SOURCE RECORDS
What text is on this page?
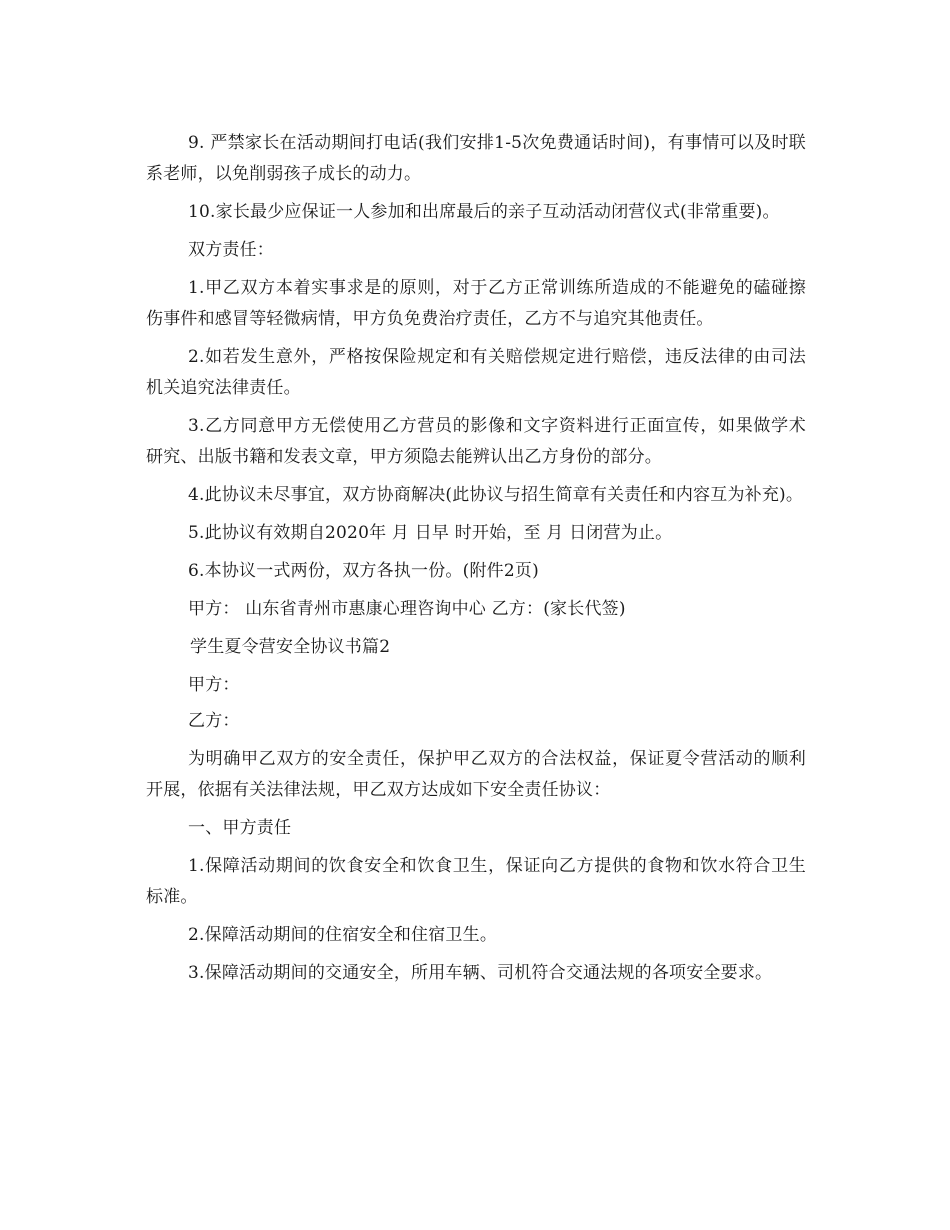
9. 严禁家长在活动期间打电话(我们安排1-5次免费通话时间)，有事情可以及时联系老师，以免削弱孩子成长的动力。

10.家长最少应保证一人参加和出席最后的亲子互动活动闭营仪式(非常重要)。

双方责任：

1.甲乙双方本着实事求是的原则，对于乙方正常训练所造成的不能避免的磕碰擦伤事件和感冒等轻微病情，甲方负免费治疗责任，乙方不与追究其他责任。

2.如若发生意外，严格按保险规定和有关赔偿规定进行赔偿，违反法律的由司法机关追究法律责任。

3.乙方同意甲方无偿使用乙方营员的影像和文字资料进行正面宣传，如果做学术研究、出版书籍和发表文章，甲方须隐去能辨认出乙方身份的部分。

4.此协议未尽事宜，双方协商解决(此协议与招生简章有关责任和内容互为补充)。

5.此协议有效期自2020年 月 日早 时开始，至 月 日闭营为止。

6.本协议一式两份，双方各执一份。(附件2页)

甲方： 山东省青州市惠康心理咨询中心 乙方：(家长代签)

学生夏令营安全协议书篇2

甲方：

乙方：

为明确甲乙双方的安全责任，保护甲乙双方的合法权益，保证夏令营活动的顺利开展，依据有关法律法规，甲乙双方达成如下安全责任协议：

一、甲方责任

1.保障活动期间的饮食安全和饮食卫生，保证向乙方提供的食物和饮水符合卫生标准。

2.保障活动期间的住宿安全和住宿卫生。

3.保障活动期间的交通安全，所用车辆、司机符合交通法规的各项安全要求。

...

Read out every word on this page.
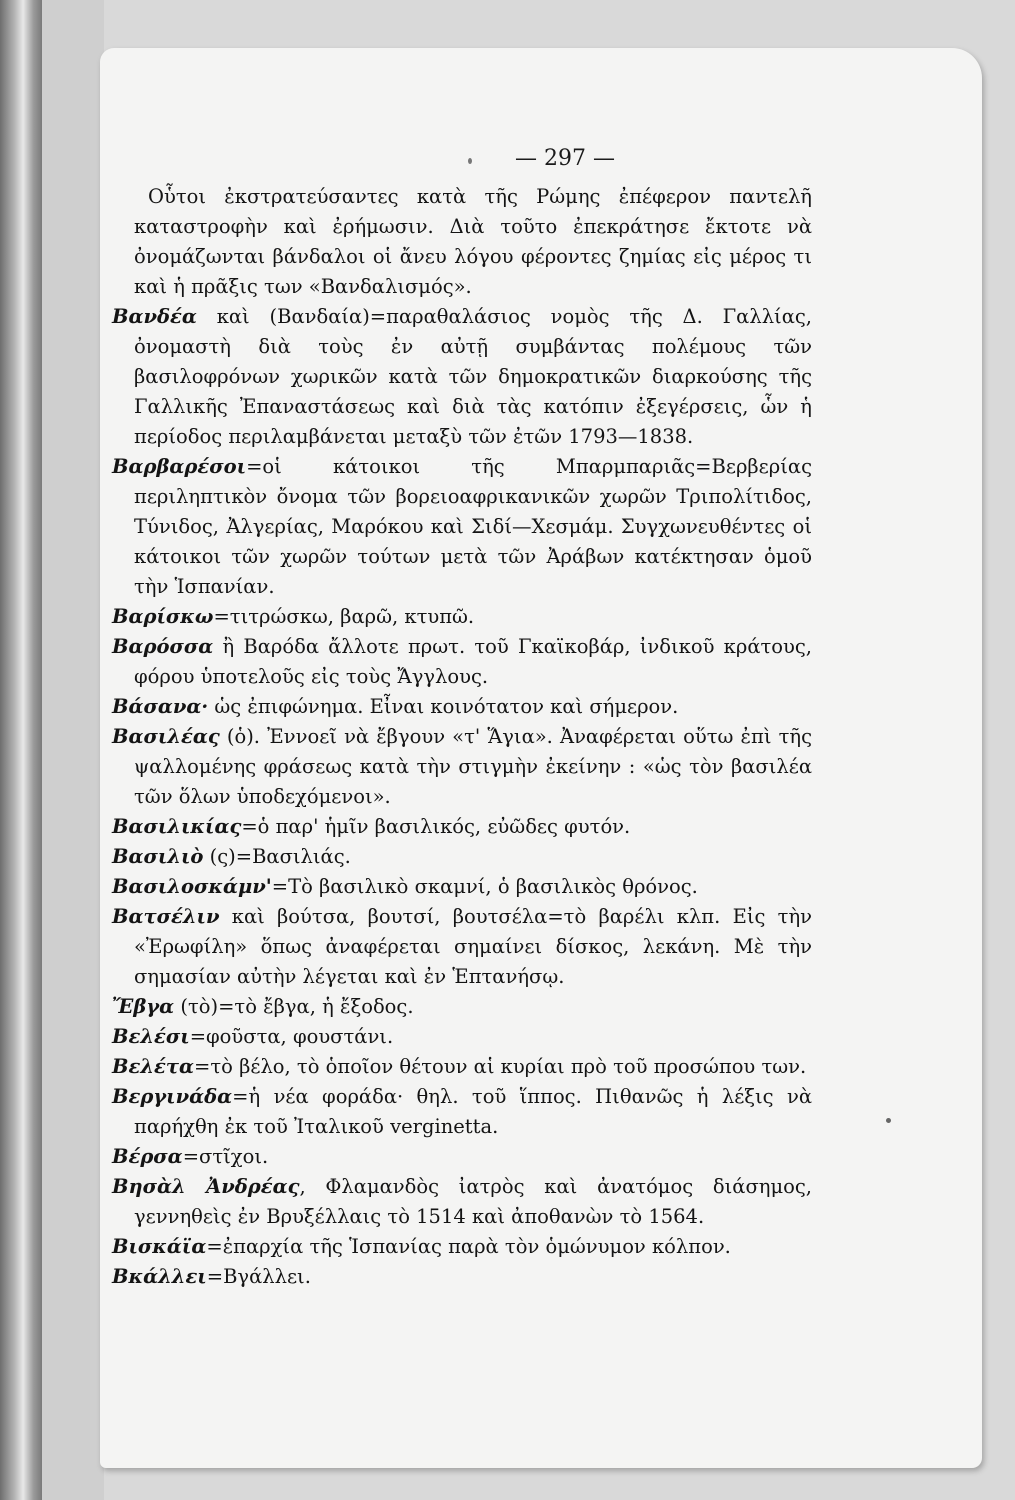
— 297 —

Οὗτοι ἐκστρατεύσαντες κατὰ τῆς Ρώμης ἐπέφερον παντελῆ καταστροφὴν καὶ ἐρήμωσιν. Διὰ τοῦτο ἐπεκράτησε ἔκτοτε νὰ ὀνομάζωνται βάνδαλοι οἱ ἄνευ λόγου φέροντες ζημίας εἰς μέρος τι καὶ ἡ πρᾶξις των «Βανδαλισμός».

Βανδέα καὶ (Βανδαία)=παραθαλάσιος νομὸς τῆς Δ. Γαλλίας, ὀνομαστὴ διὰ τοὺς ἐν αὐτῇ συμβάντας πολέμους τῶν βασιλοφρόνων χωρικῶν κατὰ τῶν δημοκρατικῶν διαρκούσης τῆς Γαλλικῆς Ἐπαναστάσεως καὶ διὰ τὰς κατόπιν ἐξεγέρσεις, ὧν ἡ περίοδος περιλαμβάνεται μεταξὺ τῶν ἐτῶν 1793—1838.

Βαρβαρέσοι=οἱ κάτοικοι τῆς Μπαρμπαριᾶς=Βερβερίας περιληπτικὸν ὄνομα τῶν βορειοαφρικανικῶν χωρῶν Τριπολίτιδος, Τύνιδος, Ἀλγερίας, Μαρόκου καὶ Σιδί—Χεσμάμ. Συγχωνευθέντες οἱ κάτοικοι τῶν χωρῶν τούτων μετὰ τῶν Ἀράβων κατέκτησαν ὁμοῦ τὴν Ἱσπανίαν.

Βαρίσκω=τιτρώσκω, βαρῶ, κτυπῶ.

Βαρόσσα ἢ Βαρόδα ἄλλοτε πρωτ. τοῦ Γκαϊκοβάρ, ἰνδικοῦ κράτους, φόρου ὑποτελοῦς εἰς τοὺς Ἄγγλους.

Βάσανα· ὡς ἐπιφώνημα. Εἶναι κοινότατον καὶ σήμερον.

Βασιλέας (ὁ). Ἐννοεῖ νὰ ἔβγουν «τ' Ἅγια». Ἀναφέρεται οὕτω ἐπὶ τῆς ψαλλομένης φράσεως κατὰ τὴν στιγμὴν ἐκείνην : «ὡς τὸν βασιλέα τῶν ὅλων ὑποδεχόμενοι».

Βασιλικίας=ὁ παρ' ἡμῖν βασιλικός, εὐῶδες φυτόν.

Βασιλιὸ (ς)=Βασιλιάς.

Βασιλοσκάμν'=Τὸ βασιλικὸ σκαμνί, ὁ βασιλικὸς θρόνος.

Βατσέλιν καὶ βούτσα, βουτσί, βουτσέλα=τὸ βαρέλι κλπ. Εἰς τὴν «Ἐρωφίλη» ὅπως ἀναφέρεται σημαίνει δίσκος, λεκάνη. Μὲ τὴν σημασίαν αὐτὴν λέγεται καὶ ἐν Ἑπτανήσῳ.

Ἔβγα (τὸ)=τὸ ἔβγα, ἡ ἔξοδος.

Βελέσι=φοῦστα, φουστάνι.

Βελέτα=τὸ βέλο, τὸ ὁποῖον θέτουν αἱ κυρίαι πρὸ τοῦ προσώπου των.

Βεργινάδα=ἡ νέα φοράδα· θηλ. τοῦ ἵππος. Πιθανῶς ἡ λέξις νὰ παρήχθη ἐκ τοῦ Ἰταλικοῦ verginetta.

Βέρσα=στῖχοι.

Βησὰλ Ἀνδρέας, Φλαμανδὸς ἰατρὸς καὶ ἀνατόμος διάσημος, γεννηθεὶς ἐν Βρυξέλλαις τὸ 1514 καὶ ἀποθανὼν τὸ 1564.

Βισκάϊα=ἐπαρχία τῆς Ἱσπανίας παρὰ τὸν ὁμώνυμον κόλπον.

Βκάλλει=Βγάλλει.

WHAT TO WORK ON
Return every line containing "τοὺς".

RESULT FOR THIS TASK
Βανδέα καὶ (Βανδαία)=παραθαλάσιος νομὸς τῆς Δ. Γαλλίας, ὀνομαστὴ διὰ τοὺς ἐν αὐτῇ συμβάντας πολέμους τῶν βασιλοφρόνων χωρικῶν κατὰ τῶν δημοκρατικῶν διαρκούσης τῆς Γαλλικῆς Ἐπαναστάσεως καὶ διὰ τὰς κατόπιν ἐξεγέρσεις, ὧν ἡ περίοδος περιλαμβάνεται μεταξὺ τῶν ἐτῶν 1793—1838.
Βαρόσσα ἢ Βαρόδα ἄλλοτε πρωτ. τοῦ Γκαϊκοβάρ, ἰνδικοῦ κράτους, φόρου ὑποτελοῦς εἰς τοὺς Ἄγγλους.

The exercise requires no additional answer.